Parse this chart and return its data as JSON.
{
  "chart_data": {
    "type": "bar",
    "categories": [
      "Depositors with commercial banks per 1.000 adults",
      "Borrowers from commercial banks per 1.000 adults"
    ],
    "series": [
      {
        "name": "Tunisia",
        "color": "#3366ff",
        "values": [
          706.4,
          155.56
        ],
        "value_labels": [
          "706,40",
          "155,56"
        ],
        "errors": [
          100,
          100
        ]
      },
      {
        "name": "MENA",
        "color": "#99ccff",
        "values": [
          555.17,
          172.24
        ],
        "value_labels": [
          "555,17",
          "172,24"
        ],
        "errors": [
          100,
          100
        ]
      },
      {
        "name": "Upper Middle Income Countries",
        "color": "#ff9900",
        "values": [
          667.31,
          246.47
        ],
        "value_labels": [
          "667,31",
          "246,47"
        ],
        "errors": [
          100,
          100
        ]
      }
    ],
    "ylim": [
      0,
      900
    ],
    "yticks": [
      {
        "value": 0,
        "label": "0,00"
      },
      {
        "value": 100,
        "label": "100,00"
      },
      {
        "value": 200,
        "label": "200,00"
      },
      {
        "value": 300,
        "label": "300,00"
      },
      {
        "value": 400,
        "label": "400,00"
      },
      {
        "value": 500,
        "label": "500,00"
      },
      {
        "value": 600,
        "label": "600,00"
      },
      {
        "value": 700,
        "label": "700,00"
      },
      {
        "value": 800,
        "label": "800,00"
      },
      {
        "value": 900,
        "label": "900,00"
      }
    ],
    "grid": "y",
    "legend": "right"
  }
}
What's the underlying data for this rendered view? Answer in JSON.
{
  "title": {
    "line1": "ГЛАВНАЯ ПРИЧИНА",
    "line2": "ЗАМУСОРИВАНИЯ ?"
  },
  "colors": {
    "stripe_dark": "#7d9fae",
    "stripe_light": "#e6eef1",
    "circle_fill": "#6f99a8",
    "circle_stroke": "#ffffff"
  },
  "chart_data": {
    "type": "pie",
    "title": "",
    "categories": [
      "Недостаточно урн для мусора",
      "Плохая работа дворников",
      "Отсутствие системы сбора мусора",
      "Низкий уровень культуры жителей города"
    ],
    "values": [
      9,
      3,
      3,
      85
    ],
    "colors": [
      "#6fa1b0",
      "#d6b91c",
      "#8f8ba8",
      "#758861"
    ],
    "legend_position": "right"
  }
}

● ● ● ●

● **Written exercise**
Above are the records; copy all of them exactly.

● **Task response**
Parse this chart and return its data as JSON.
{
  "chart_data": {
    "type": "bar",
    "categories": [
      "Depositors with commercial banks per 1.000 adults",
      "Borrowers from commercial banks per 1.000 adults"
    ],
    "series": [
      {
        "name": "Tunisia",
        "color": "#3366ff",
        "values": [
          706.4,
          155.56
        ],
        "value_labels": [
          "706,40",
          "155,56"
        ],
        "errors": [
          100,
          100
        ]
      },
      {
        "name": "MENA",
        "color": "#99ccff",
        "values": [
          555.17,
          172.24
        ],
        "value_labels": [
          "555,17",
          "172,24"
        ],
        "errors": [
          100,
          100
        ]
      },
      {
        "name": "Upper Middle Income Countries",
        "color": "#ff9900",
        "values": [
          667.31,
          246.47
        ],
        "value_labels": [
          "667,31",
          "246,47"
        ],
        "errors": [
          100,
          100
        ]
      }
    ],
    "ylim": [
      0,
      900
    ],
    "yticks": [
      {
        "value": 0,
        "label": "0,00"
      },
      {
        "value": 100,
        "label": "100,00"
      },
      {
        "value": 200,
        "label": "200,00"
      },
      {
        "value": 300,
        "label": "300,00"
      },
      {
        "value": 400,
        "label": "400,00"
      },
      {
        "value": 500,
        "label": "500,00"
      },
      {
        "value": 600,
        "label": "600,00"
      },
      {
        "value": 700,
        "label": "700,00"
      },
      {
        "value": 800,
        "label": "800,00"
      },
      {
        "value": 900,
        "label": "900,00"
      }
    ],
    "grid": "y",
    "legend": "right"
  }
}
What's the underlying data for this rendered view? Answer in JSON.
{
  "title": {
    "line1": "ГЛАВНАЯ ПРИЧИНА",
    "line2": "ЗАМУСОРИВАНИЯ ?"
  },
  "colors": {
    "stripe_dark": "#7d9fae",
    "stripe_light": "#e6eef1",
    "circle_fill": "#6f99a8",
    "circle_stroke": "#ffffff"
  },
  "chart_data": {
    "type": "pie",
    "title": "",
    "categories": [
      "Недостаточно урн для мусора",
      "Плохая работа дворников",
      "Отсутствие системы сбора мусора",
      "Низкий уровень культуры жителей города"
    ],
    "values": [
      9,
      3,
      3,
      85
    ],
    "colors": [
      "#6fa1b0",
      "#d6b91c",
      "#8f8ba8",
      "#758861"
    ],
    "legend_position": "right"
  }
}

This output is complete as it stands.